## Provided material
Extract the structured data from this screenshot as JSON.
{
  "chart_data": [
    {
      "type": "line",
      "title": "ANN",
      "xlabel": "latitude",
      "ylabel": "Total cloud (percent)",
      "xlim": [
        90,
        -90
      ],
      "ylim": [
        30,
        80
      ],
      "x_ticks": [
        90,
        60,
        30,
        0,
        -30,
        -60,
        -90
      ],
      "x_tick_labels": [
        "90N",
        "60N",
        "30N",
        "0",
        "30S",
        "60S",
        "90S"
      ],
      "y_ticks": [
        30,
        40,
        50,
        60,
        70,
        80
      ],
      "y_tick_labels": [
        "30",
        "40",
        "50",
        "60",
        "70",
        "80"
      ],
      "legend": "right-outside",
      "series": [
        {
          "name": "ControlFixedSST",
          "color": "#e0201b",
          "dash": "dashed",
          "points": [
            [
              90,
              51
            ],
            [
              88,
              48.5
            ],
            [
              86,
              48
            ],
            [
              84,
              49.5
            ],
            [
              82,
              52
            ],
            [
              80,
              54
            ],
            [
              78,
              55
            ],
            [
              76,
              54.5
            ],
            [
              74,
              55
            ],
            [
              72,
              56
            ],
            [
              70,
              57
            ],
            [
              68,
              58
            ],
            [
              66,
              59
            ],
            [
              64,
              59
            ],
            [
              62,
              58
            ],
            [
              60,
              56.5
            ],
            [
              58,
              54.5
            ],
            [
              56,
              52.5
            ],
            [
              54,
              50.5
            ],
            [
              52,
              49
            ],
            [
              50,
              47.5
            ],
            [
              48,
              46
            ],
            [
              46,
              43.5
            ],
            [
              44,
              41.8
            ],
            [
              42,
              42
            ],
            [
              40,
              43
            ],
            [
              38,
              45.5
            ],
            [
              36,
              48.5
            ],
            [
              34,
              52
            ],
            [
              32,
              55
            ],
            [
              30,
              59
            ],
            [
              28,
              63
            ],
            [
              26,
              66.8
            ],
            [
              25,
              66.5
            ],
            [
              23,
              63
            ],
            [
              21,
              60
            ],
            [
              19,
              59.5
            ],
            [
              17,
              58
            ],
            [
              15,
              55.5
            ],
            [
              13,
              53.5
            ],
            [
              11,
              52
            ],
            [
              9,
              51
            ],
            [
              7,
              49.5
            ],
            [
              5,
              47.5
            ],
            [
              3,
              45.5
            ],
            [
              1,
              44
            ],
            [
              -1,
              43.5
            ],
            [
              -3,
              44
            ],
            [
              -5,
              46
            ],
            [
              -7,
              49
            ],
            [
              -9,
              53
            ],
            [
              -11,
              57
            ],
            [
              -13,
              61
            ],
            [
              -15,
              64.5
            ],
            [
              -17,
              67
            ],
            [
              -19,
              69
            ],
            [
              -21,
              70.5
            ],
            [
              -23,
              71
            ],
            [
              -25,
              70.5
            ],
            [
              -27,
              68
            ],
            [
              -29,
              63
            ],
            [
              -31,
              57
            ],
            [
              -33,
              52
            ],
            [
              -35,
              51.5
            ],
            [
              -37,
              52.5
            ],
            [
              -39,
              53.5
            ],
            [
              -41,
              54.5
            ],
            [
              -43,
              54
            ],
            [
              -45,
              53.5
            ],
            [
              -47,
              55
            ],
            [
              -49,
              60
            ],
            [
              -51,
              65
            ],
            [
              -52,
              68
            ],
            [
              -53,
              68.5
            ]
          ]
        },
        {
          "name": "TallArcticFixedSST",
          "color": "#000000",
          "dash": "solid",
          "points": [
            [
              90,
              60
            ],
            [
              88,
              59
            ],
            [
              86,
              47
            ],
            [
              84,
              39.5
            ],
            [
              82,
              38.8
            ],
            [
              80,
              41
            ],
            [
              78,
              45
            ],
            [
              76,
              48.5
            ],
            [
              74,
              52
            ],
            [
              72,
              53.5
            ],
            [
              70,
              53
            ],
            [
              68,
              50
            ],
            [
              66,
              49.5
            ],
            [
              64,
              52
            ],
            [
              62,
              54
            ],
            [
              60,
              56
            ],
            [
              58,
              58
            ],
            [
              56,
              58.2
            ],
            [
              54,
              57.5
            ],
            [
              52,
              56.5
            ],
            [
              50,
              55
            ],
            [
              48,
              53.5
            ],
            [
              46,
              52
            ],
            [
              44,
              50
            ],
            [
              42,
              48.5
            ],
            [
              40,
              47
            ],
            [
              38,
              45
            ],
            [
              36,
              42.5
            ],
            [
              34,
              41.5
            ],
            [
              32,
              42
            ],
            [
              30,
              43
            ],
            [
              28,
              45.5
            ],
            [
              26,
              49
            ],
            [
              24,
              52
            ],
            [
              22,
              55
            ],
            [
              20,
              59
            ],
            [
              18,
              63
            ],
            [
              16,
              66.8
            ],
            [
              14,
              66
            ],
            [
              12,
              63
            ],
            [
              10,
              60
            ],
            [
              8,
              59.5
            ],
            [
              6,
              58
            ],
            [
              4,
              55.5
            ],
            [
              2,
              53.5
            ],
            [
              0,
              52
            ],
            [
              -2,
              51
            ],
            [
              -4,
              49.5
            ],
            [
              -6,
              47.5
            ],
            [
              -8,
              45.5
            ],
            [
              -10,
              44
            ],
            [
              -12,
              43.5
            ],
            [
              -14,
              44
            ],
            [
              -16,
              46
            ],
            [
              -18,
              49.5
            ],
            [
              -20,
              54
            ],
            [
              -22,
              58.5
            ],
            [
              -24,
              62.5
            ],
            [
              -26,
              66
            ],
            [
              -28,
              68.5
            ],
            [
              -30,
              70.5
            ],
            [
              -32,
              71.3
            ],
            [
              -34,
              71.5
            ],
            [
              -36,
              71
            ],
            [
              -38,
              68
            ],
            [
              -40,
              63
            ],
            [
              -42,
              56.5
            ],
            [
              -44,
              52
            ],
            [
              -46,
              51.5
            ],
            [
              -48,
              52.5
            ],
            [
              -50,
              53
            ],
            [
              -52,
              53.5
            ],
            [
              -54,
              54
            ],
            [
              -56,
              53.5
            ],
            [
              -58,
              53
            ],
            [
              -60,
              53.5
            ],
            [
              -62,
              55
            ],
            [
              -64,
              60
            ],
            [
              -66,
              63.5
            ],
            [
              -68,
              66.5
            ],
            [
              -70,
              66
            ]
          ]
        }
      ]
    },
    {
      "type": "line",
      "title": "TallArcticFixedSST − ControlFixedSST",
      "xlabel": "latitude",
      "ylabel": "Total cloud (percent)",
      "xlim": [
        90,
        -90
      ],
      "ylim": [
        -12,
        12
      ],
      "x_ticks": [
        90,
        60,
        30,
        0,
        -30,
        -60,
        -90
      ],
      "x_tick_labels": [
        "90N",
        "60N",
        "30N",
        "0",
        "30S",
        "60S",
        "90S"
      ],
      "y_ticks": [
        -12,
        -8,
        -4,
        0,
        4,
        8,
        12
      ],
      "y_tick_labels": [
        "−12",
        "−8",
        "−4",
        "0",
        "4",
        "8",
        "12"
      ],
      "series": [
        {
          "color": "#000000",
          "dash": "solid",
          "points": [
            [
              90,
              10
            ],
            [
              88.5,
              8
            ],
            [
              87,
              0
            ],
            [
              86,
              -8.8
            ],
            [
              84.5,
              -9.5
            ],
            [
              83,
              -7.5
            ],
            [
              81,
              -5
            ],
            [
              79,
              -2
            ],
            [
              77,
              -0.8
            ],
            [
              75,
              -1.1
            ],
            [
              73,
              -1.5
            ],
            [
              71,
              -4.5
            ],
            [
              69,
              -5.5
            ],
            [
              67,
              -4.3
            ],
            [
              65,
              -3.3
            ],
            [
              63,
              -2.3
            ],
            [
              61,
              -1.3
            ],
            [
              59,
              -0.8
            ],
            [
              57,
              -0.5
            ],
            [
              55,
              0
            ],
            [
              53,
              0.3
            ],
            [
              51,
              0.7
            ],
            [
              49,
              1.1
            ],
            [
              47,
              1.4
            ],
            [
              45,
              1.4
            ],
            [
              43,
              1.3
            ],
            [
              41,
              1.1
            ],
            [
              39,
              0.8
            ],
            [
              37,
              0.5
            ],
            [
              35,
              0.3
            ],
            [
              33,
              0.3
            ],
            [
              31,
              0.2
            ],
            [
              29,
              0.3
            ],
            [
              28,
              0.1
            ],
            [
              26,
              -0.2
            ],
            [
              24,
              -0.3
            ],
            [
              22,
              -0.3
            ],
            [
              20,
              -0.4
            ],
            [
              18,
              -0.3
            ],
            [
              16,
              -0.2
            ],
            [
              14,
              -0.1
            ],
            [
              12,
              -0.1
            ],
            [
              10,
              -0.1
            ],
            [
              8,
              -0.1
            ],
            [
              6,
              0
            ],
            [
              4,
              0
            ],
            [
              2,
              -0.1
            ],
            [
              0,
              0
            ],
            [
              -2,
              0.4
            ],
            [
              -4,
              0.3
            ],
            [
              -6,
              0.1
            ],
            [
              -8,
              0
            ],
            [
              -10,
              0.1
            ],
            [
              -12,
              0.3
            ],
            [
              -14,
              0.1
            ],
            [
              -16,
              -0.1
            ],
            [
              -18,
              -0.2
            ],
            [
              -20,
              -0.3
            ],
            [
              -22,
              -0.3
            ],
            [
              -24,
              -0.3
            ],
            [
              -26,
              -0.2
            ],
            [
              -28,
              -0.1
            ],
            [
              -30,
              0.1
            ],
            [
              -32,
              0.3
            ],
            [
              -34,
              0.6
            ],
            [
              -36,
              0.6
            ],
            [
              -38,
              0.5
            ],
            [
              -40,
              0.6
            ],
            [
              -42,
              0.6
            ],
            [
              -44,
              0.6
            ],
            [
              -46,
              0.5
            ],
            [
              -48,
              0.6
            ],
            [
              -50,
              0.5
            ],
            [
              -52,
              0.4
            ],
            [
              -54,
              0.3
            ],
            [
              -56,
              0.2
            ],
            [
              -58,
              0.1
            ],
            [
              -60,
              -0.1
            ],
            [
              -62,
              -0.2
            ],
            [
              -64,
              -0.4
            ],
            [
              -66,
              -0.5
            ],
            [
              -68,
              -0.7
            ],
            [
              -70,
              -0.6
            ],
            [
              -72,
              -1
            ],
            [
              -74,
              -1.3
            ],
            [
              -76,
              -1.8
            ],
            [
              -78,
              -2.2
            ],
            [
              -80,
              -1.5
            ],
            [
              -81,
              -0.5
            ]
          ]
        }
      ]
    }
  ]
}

## Problem to solve
Report each line in the preceding entries that holds the string "ControlFixedSST".

## Solution
          "name": "ControlFixedSST",
      "title": "TallArcticFixedSST − ControlFixedSST",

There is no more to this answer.